REQUIREMENT:
An unaltered copy of the listing below is required.

=== DATA ===

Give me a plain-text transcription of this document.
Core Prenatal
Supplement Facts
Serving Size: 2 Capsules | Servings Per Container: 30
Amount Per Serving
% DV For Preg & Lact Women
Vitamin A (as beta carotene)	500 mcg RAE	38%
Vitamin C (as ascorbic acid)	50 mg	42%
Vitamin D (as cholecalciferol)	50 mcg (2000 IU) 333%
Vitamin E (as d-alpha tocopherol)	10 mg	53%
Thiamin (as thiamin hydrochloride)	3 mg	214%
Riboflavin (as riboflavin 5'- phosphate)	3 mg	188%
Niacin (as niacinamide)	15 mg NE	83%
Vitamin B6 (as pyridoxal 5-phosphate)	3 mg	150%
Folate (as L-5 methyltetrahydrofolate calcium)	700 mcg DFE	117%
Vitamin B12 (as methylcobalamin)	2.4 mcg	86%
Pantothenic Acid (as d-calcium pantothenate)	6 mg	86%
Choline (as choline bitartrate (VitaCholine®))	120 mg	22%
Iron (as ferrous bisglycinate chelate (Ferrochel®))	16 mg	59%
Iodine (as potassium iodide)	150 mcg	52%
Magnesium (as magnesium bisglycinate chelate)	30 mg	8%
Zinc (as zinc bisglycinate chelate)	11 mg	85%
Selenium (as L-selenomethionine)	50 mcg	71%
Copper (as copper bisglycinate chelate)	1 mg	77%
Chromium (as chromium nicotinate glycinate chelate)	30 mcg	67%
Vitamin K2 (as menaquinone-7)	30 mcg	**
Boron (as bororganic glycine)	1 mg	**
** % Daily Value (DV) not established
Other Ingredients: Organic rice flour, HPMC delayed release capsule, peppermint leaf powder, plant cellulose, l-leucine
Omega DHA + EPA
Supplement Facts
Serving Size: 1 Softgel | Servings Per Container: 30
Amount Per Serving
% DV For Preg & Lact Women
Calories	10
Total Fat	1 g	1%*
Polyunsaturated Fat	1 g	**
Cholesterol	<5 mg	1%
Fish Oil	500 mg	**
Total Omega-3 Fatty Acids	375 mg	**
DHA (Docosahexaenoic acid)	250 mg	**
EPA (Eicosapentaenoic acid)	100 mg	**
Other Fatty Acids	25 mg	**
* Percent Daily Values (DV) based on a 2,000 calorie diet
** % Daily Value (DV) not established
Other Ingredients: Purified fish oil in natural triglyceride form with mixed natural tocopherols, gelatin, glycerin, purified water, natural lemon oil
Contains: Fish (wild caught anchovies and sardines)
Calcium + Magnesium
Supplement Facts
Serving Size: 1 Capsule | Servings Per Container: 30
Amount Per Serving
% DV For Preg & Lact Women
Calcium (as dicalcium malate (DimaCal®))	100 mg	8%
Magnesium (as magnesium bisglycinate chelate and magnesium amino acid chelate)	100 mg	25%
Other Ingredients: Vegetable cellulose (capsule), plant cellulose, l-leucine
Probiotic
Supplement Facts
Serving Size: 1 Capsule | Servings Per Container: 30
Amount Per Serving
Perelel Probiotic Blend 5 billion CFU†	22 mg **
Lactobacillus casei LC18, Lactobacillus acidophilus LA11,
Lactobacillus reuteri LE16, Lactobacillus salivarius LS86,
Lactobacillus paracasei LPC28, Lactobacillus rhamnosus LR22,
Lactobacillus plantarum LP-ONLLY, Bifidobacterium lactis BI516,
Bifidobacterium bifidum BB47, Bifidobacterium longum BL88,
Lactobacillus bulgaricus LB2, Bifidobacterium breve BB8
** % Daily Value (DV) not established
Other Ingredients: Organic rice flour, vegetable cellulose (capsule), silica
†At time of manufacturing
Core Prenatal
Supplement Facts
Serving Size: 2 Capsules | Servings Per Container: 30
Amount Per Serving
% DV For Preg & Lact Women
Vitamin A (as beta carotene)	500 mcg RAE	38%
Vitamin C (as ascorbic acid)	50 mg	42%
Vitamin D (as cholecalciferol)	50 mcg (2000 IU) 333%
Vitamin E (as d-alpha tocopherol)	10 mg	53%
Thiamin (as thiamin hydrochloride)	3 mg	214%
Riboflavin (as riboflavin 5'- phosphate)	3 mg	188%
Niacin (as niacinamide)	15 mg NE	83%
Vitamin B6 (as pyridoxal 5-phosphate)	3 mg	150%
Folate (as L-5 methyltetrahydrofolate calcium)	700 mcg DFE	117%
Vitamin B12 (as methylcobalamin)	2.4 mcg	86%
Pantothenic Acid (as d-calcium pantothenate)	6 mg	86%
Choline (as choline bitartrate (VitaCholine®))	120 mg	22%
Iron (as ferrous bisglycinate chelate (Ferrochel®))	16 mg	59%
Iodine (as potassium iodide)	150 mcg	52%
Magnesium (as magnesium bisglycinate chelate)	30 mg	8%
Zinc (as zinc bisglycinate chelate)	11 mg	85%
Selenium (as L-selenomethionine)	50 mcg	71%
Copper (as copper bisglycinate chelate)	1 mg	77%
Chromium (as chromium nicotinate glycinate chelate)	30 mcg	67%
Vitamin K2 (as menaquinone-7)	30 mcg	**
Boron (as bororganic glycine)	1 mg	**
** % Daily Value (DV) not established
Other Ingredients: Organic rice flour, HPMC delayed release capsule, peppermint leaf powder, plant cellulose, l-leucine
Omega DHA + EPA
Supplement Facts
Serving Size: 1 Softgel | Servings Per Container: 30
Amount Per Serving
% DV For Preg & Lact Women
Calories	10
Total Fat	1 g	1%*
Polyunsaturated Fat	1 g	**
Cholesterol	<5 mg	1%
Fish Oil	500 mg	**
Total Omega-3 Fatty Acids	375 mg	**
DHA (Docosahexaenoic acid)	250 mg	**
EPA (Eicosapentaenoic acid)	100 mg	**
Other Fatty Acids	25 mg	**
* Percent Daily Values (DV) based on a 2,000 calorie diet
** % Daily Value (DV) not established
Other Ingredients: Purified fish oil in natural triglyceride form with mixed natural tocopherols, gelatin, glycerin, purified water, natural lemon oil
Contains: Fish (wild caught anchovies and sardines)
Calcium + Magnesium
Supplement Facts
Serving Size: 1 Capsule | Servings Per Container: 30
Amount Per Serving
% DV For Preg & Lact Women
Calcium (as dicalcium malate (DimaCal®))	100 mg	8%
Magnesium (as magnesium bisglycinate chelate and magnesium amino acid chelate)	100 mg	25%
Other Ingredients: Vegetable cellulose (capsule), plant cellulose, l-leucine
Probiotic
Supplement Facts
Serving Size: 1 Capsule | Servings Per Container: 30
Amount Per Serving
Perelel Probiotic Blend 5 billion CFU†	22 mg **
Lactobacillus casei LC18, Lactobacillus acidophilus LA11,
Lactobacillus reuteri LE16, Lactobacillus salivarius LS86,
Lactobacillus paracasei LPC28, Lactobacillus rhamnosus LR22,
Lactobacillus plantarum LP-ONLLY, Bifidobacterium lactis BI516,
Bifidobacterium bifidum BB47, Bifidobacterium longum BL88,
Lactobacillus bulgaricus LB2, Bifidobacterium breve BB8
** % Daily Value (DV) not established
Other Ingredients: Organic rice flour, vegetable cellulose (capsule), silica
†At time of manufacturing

===

ANSWER FOR THE TASK:
Give me a plain-text transcription of this document.
Core Prenatal
Supplement Facts
Serving Size: 2 Capsules | Servings Per Container: 30
Amount Per Serving
% DV For Preg & Lact Women
Vitamin A (as beta carotene)	500 mcg RAE	38%
Vitamin C (as ascorbic acid)	50 mg	42%
Vitamin D (as cholecalciferol)	50 mcg (2000 IU) 333%
Vitamin E (as d-alpha tocopherol)	10 mg	53%
Thiamin (as thiamin hydrochloride)	3 mg	214%
Riboflavin (as riboflavin 5'- phosphate)	3 mg	188%
Niacin (as niacinamide)	15 mg NE	83%
Vitamin B6 (as pyridoxal 5-phosphate)	3 mg	150%
Folate (as L-5 methyltetrahydrofolate calcium)	700 mcg DFE	117%
Vitamin B12 (as methylcobalamin)	2.4 mcg	86%
Pantothenic Acid (as d-calcium pantothenate)	6 mg	86%
Choline (as choline bitartrate (VitaCholine®))	120 mg	22%
Iron (as ferrous bisglycinate chelate (Ferrochel®))	16 mg	59%
Iodine (as potassium iodide)	150 mcg	52%
Magnesium (as magnesium bisglycinate chelate)	30 mg	8%
Zinc (as zinc bisglycinate chelate)	11 mg	85%
Selenium (as L-selenomethionine)	50 mcg	71%
Copper (as copper bisglycinate chelate)	1 mg	77%
Chromium (as chromium nicotinate glycinate chelate)	30 mcg	67%
Vitamin K2 (as menaquinone-7)	30 mcg	**
Boron (as bororganic glycine)	1 mg	**
** % Daily Value (DV) not established
Other Ingredients: Organic rice flour, HPMC delayed release capsule, peppermint leaf powder, plant cellulose, l-leucine
Omega DHA + EPA
Supplement Facts
Serving Size: 1 Softgel | Servings Per Container: 30
Amount Per Serving
% DV For Preg & Lact Women
Calories	10
Total Fat	1 g	1%*
Polyunsaturated Fat	1 g	**
Cholesterol	<5 mg	1%
Fish Oil	500 mg	**
Total Omega-3 Fatty Acids	375 mg	**
DHA (Docosahexaenoic acid)	250 mg	**
EPA (Eicosapentaenoic acid)	100 mg	**
Other Fatty Acids	25 mg	**
* Percent Daily Values (DV) based on a 2,000 calorie diet
** % Daily Value (DV) not established
Other Ingredients: Purified fish oil in natural triglyceride form with mixed natural tocopherols, gelatin, glycerin, purified water, natural lemon oil
Contains: Fish (wild caught anchovies and sardines)
Calcium + Magnesium
Supplement Facts
Serving Size: 1 Capsule | Servings Per Container: 30
Amount Per Serving
% DV For Preg & Lact Women
Calcium (as dicalcium malate (DimaCal®))	100 mg	8%
Magnesium (as magnesium bisglycinate chelate and magnesium amino acid chelate)	100 mg	25%
Other Ingredients: Vegetable cellulose (capsule), plant cellulose, l-leucine
Probiotic
Supplement Facts
Serving Size: 1 Capsule | Servings Per Container: 30
Amount Per Serving
Perelel Probiotic Blend 5 billion CFU†	22 mg **
Lactobacillus casei LC18, Lactobacillus acidophilus LA11,
Lactobacillus reuteri LE16, Lactobacillus salivarius LS86,
Lactobacillus paracasei LPC28, Lactobacillus rhamnosus LR22,
Lactobacillus plantarum LP-ONLLY, Bifidobacterium lactis BI516,
Bifidobacterium bifidum BB47, Bifidobacterium longum BL88,
Lactobacillus bulgaricus LB2, Bifidobacterium breve BB8
** % Daily Value (DV) not established
Other Ingredients: Organic rice flour, vegetable cellulose (capsule), silica
†At time of manufacturing
Core Prenatal
Supplement Facts
Serving Size: 2 Capsules | Servings Per Container: 30
Amount Per Serving
% DV For Preg & Lact Women
Vitamin A (as beta carotene)	500 mcg RAE	38%
Vitamin C (as ascorbic acid)	50 mg	42%
Vitamin D (as cholecalciferol)	50 mcg (2000 IU) 333%
Vitamin E (as d-alpha tocopherol)	10 mg	53%
Thiamin (as thiamin hydrochloride)	3 mg	214%
Riboflavin (as riboflavin 5'- phosphate)	3 mg	188%
Niacin (as niacinamide)	15 mg NE	83%
Vitamin B6 (as pyridoxal 5-phosphate)	3 mg	150%
Folate (as L-5 methyltetrahydrofolate calcium)	700 mcg DFE	117%
Vitamin B12 (as methylcobalamin)	2.4 mcg	86%
Pantothenic Acid (as d-calcium pantothenate)	6 mg	86%
Choline (as choline bitartrate (VitaCholine®))	120 mg	22%
Iron (as ferrous bisglycinate chelate (Ferrochel®))	16 mg	59%
Iodine (as potassium iodide)	150 mcg	52%
Magnesium (as magnesium bisglycinate chelate)	30 mg	8%
Zinc (as zinc bisglycinate chelate)	11 mg	85%
Selenium (as L-selenomethionine)	50 mcg	71%
Copper (as copper bisglycinate chelate)	1 mg	77%
Chromium (as chromium nicotinate glycinate chelate)	30 mcg	67%
Vitamin K2 (as menaquinone-7)	30 mcg	**
Boron (as bororganic glycine)	1 mg	**
** % Daily Value (DV) not established
Other Ingredients: Organic rice flour, HPMC delayed release capsule, peppermint leaf powder, plant cellulose, l-leucine
Omega DHA + EPA
Supplement Facts
Serving Size: 1 Softgel | Servings Per Container: 30
Amount Per Serving
% DV For Preg & Lact Women
Calories	10
Total Fat	1 g	1%*
Polyunsaturated Fat	1 g	**
Cholesterol	<5 mg	1%
Fish Oil	500 mg	**
Total Omega-3 Fatty Acids	375 mg	**
DHA (Docosahexaenoic acid)	250 mg	**
EPA (Eicosapentaenoic acid)	100 mg	**
Other Fatty Acids	25 mg	**
* Percent Daily Values (DV) based on a 2,000 calorie diet
** % Daily Value (DV) not established
Other Ingredients: Purified fish oil in natural triglyceride form with mixed natural tocopherols, gelatin, glycerin, purified water, natural lemon oil
Contains: Fish (wild caught anchovies and sardines)
Calcium + Magnesium
Supplement Facts
Serving Size: 1 Capsule | Servings Per Container: 30
Amount Per Serving
% DV For Preg & Lact Women
Calcium (as dicalcium malate (DimaCal®))	100 mg	8%
Magnesium (as magnesium bisglycinate chelate and magnesium amino acid chelate)	100 mg	25%
Other Ingredients: Vegetable cellulose (capsule), plant cellulose, l-leucine
Probiotic
Supplement Facts
Serving Size: 1 Capsule | Servings Per Container: 30
Amount Per Serving
Perelel Probiotic Blend 5 billion CFU†	22 mg **
Lactobacillus casei LC18, Lactobacillus acidophilus LA11,
Lactobacillus reuteri LE16, Lactobacillus salivarius LS86,
Lactobacillus paracasei LPC28, Lactobacillus rhamnosus LR22,
Lactobacillus plantarum LP-ONLLY, Bifidobacterium lactis BI516,
Bifidobacterium bifidum BB47, Bifidobacterium longum BL88,
Lactobacillus bulgaricus LB2, Bifidobacterium breve BB8
** % Daily Value (DV) not established
Other Ingredients: Organic rice flour, vegetable cellulose (capsule), silica
†At time of manufacturing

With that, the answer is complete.